*Written request*.
Go through the listing and copy each line with the string "tanto".

*Entries supplied*.
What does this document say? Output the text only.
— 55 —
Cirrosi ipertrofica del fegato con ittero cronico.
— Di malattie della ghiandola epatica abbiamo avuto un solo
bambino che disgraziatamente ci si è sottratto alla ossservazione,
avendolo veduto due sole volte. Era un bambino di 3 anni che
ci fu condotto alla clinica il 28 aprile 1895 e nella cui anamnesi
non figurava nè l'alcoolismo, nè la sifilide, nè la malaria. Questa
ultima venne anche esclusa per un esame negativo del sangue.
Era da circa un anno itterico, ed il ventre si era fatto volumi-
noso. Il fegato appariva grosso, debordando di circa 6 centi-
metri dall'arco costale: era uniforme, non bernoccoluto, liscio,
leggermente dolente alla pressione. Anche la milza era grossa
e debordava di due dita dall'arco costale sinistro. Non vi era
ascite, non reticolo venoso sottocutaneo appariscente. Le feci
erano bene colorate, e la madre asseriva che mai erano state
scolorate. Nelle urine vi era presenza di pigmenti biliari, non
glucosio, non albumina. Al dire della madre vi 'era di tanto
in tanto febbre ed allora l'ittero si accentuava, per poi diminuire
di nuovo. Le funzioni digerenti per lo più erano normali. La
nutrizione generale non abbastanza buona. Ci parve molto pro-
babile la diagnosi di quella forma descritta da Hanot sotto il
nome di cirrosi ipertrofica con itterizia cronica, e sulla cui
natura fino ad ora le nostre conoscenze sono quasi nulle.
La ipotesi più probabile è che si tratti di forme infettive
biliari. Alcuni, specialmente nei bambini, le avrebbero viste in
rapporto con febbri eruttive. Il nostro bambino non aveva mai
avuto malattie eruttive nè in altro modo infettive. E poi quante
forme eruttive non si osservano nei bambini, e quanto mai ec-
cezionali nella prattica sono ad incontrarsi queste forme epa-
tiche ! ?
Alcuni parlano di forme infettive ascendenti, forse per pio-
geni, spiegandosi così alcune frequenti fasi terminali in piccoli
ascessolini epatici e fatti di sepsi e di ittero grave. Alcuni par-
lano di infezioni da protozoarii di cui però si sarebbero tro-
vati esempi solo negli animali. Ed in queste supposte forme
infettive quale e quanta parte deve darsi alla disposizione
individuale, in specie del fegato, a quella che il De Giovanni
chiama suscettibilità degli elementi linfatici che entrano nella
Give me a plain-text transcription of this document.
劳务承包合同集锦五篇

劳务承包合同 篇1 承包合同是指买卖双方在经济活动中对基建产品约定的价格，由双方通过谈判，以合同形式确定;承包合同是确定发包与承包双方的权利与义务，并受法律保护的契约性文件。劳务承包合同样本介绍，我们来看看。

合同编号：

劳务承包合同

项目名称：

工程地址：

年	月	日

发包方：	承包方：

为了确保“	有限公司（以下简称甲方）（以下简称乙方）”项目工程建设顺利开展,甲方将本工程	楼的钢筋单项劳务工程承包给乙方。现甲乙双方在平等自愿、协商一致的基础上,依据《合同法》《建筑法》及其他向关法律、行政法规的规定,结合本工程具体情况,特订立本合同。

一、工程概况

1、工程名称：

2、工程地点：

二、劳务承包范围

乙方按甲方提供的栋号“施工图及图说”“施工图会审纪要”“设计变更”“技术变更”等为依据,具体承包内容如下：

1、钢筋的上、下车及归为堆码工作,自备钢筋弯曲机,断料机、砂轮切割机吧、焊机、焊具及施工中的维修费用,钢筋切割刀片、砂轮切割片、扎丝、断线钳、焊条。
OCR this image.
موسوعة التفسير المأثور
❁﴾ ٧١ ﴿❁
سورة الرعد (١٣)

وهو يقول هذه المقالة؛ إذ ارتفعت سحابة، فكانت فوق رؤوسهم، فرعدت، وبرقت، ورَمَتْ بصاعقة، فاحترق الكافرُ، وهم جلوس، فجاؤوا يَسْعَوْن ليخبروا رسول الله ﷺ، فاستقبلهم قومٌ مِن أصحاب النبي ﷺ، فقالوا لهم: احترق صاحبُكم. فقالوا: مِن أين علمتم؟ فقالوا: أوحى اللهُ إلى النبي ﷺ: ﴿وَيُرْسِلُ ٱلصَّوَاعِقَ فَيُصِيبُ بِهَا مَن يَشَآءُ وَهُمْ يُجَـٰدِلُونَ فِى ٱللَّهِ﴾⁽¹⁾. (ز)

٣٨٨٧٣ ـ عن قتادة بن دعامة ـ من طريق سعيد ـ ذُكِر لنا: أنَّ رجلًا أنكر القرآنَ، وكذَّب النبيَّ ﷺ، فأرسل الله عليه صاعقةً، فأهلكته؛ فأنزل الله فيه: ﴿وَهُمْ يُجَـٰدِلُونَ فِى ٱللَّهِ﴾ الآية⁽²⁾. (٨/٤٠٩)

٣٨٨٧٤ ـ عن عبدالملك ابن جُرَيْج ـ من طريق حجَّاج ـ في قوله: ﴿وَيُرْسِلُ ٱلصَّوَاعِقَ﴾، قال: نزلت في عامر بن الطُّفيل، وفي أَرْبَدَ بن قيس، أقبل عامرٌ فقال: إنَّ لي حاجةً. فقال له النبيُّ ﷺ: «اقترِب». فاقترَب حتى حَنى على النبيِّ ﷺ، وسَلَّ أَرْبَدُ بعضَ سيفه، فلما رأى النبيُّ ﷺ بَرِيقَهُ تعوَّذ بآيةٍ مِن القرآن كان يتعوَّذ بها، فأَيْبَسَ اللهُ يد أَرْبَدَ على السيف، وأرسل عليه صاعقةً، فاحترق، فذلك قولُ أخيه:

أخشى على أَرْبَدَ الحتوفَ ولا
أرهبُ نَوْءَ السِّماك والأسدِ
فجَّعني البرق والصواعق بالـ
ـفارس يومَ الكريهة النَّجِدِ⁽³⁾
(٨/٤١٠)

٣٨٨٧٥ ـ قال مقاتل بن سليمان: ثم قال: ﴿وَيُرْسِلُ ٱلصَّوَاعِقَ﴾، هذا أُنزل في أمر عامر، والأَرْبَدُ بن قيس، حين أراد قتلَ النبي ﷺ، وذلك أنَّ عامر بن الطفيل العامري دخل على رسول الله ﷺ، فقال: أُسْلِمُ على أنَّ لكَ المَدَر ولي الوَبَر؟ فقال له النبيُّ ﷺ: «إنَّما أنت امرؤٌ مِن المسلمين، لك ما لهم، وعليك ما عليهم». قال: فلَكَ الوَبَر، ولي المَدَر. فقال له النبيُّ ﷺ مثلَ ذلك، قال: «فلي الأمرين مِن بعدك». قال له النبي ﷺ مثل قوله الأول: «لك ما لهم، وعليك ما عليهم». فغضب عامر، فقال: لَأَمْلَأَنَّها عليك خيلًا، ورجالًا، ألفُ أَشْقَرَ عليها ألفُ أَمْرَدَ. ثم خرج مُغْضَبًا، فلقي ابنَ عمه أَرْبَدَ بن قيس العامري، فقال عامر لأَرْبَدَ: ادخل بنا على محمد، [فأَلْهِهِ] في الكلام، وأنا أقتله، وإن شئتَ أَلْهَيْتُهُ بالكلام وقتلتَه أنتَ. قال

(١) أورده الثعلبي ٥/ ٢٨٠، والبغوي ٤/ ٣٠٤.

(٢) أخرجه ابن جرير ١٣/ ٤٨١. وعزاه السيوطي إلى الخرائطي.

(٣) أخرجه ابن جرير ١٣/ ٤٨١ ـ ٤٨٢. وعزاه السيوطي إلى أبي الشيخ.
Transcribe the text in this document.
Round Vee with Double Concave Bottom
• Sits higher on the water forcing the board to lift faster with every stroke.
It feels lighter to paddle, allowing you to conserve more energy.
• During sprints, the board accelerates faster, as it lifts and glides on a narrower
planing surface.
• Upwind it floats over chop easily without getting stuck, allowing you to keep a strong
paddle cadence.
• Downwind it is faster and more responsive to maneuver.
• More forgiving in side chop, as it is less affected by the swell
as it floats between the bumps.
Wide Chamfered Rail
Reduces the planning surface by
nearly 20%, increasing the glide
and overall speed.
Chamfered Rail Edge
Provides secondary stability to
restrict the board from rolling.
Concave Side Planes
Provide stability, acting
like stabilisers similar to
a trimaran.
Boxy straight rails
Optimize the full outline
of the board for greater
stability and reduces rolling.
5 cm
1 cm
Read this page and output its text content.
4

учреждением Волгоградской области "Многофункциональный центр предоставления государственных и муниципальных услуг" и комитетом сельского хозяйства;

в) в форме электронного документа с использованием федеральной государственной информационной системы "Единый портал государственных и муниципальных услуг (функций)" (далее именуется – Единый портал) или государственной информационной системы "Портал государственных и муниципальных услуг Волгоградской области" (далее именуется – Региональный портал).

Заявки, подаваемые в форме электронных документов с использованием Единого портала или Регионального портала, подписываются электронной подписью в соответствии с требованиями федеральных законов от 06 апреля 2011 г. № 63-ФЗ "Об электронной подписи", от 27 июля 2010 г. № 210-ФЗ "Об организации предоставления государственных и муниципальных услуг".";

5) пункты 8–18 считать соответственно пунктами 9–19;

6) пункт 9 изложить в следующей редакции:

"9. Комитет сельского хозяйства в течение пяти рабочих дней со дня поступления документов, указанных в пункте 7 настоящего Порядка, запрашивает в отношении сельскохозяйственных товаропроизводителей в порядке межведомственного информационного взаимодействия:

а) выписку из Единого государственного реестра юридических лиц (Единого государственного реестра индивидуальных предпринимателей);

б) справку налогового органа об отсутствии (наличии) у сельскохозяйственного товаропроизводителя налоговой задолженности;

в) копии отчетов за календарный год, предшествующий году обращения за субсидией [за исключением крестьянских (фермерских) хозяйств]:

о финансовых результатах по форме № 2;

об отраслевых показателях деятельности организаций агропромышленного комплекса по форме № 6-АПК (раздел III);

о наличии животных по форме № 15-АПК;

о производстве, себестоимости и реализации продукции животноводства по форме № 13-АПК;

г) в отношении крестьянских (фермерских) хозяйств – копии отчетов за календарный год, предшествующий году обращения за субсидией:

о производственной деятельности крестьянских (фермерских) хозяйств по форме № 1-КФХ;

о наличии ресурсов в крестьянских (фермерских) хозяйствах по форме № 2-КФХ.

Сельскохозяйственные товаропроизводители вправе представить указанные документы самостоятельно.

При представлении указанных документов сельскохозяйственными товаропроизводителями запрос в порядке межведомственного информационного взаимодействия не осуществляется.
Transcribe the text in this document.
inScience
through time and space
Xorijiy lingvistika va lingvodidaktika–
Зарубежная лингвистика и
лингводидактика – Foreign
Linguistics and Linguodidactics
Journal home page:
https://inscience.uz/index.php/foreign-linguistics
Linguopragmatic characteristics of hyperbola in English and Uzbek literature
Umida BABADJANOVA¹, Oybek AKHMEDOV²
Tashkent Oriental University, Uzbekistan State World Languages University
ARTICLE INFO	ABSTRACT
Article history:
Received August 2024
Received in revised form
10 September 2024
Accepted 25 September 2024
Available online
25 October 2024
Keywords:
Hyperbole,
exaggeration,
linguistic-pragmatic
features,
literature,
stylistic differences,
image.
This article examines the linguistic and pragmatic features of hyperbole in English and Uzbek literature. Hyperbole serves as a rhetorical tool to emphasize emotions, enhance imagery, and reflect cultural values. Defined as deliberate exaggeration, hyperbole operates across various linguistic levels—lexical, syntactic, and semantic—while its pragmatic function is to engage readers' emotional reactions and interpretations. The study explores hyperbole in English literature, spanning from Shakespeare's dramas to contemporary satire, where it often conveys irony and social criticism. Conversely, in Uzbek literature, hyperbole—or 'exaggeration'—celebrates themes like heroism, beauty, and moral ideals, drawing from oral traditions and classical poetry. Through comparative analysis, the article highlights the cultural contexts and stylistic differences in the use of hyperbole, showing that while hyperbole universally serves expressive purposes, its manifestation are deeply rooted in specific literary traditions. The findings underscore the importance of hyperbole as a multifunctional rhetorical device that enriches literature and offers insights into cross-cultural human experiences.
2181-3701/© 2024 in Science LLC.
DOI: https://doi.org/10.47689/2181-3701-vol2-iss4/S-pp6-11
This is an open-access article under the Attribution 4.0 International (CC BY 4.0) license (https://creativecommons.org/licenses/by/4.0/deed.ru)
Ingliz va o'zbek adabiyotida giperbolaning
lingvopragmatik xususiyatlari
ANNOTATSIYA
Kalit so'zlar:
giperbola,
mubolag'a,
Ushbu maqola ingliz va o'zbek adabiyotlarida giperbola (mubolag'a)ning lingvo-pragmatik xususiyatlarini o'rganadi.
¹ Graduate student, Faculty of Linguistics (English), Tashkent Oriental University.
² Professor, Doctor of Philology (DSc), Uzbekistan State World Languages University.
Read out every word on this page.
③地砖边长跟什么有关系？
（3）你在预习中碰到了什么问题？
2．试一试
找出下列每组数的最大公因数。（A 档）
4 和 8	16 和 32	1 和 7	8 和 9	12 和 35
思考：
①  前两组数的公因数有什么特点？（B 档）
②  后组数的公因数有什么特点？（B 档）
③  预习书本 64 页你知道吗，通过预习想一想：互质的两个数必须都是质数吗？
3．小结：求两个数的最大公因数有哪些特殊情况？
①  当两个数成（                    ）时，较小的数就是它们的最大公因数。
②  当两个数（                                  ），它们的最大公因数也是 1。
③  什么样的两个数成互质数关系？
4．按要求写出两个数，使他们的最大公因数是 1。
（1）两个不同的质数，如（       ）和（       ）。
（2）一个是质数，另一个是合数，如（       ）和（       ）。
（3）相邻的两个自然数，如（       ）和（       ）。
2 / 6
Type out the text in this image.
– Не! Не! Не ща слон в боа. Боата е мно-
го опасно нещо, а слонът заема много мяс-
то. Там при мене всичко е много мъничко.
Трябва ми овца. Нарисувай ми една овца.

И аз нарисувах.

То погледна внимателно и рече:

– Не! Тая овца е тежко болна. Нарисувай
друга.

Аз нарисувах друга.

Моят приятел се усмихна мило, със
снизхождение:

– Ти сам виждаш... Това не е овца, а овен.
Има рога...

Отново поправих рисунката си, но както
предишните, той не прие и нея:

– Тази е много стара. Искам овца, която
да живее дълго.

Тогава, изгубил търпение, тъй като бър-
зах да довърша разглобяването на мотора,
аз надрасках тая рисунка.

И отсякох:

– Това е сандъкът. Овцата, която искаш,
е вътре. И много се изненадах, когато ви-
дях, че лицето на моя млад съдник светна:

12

*Written reply*.
glucosio, non albumina. Al dire della madre vi 'era di tanto
in tanto febbre ed allora l'ittero si accentuava, per poi diminuire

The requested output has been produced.